Exercise: Copy out every record below with complete accuracy.
#### Information supplied ####
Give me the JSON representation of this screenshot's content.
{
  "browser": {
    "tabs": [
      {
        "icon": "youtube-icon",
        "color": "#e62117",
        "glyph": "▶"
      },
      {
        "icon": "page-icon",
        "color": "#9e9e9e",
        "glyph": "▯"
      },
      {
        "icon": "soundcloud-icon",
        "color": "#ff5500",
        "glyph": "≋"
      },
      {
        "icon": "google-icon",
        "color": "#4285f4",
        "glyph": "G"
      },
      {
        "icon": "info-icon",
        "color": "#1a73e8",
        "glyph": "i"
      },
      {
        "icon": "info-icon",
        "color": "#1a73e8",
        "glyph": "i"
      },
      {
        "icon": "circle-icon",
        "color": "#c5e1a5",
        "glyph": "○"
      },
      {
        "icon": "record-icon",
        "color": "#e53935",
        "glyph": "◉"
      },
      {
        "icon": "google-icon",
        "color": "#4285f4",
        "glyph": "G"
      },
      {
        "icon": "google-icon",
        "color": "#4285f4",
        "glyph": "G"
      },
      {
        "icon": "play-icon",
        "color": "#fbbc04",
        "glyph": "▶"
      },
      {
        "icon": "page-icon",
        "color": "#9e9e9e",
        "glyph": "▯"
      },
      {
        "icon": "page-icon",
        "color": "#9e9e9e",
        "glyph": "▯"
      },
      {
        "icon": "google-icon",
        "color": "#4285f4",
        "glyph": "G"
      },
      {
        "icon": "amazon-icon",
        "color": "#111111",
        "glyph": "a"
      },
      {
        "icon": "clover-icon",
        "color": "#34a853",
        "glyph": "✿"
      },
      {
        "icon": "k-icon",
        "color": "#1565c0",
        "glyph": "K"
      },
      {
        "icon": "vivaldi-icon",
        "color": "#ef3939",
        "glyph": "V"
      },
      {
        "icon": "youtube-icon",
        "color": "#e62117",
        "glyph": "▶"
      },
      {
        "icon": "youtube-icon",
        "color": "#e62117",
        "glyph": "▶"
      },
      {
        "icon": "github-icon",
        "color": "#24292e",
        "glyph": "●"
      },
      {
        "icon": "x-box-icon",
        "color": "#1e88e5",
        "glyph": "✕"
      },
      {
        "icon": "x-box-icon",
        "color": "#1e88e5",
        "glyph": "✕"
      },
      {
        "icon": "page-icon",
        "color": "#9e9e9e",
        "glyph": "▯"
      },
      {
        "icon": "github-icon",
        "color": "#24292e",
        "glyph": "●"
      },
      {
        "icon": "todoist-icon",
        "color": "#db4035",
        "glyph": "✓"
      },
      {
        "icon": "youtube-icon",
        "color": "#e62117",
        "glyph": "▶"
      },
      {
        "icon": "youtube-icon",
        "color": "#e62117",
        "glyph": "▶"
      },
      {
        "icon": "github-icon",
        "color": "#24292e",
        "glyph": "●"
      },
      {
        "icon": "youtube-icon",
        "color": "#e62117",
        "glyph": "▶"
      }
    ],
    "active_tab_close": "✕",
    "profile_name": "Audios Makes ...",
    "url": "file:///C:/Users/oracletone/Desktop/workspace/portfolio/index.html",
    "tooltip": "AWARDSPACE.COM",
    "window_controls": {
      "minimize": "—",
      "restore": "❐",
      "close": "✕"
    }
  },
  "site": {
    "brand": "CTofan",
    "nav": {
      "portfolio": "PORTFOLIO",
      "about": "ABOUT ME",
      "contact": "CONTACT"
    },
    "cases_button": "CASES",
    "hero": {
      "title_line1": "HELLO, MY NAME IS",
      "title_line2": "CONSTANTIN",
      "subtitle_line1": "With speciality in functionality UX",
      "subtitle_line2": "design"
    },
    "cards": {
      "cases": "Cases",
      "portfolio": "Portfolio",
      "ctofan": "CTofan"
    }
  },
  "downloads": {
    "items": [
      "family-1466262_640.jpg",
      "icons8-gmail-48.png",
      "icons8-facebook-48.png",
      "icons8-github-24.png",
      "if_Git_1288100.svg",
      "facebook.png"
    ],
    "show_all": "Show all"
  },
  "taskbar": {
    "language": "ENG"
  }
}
####
Exercise response:
Give me the JSON representation of this screenshot's content.
{
  "browser": {
    "tabs": [
      {
        "icon": "youtube-icon",
        "color": "#e62117",
        "glyph": "▶"
      },
      {
        "icon": "page-icon",
        "color": "#9e9e9e",
        "glyph": "▯"
      },
      {
        "icon": "soundcloud-icon",
        "color": "#ff5500",
        "glyph": "≋"
      },
      {
        "icon": "google-icon",
        "color": "#4285f4",
        "glyph": "G"
      },
      {
        "icon": "info-icon",
        "color": "#1a73e8",
        "glyph": "i"
      },
      {
        "icon": "info-icon",
        "color": "#1a73e8",
        "glyph": "i"
      },
      {
        "icon": "circle-icon",
        "color": "#c5e1a5",
        "glyph": "○"
      },
      {
        "icon": "record-icon",
        "color": "#e53935",
        "glyph": "◉"
      },
      {
        "icon": "google-icon",
        "color": "#4285f4",
        "glyph": "G"
      },
      {
        "icon": "google-icon",
        "color": "#4285f4",
        "glyph": "G"
      },
      {
        "icon": "play-icon",
        "color": "#fbbc04",
        "glyph": "▶"
      },
      {
        "icon": "page-icon",
        "color": "#9e9e9e",
        "glyph": "▯"
      },
      {
        "icon": "page-icon",
        "color": "#9e9e9e",
        "glyph": "▯"
      },
      {
        "icon": "google-icon",
        "color": "#4285f4",
        "glyph": "G"
      },
      {
        "icon": "amazon-icon",
        "color": "#111111",
        "glyph": "a"
      },
      {
        "icon": "clover-icon",
        "color": "#34a853",
        "glyph": "✿"
      },
      {
        "icon": "k-icon",
        "color": "#1565c0",
        "glyph": "K"
      },
      {
        "icon": "vivaldi-icon",
        "color": "#ef3939",
        "glyph": "V"
      },
      {
        "icon": "youtube-icon",
        "color": "#e62117",
        "glyph": "▶"
      },
      {
        "icon": "youtube-icon",
        "color": "#e62117",
        "glyph": "▶"
      },
      {
        "icon": "github-icon",
        "color": "#24292e",
        "glyph": "●"
      },
      {
        "icon": "x-box-icon",
        "color": "#1e88e5",
        "glyph": "✕"
      },
      {
        "icon": "x-box-icon",
        "color": "#1e88e5",
        "glyph": "✕"
      },
      {
        "icon": "page-icon",
        "color": "#9e9e9e",
        "glyph": "▯"
      },
      {
        "icon": "github-icon",
        "color": "#24292e",
        "glyph": "●"
      },
      {
        "icon": "todoist-icon",
        "color": "#db4035",
        "glyph": "✓"
      },
      {
        "icon": "youtube-icon",
        "color": "#e62117",
        "glyph": "▶"
      },
      {
        "icon": "youtube-icon",
        "color": "#e62117",
        "glyph": "▶"
      },
      {
        "icon": "github-icon",
        "color": "#24292e",
        "glyph": "●"
      },
      {
        "icon": "youtube-icon",
        "color": "#e62117",
        "glyph": "▶"
      }
    ],
    "active_tab_close": "✕",
    "profile_name": "Audios Makes ...",
    "url": "file:///C:/Users/oracletone/Desktop/workspace/portfolio/index.html",
    "tooltip": "AWARDSPACE.COM",
    "window_controls": {
      "minimize": "—",
      "restore": "❐",
      "close": "✕"
    }
  },
  "site": {
    "brand": "CTofan",
    "nav": {
      "portfolio": "PORTFOLIO",
      "about": "ABOUT ME",
      "contact": "CONTACT"
    },
    "cases_button": "CASES",
    "hero": {
      "title_line1": "HELLO, MY NAME IS",
      "title_line2": "CONSTANTIN",
      "subtitle_line1": "With speciality in functionality UX",
      "subtitle_line2": "design"
    },
    "cards": {
      "cases": "Cases",
      "portfolio": "Portfolio",
      "ctofan": "CTofan"
    }
  },
  "downloads": {
    "items": [
      "family-1466262_640.jpg",
      "icons8-gmail-48.png",
      "icons8-facebook-48.png",
      "icons8-github-24.png",
      "if_Git_1288100.svg",
      "facebook.png"
    ],
    "show_all": "Show all"
  },
  "taskbar": {
    "language": "ENG"
  }
}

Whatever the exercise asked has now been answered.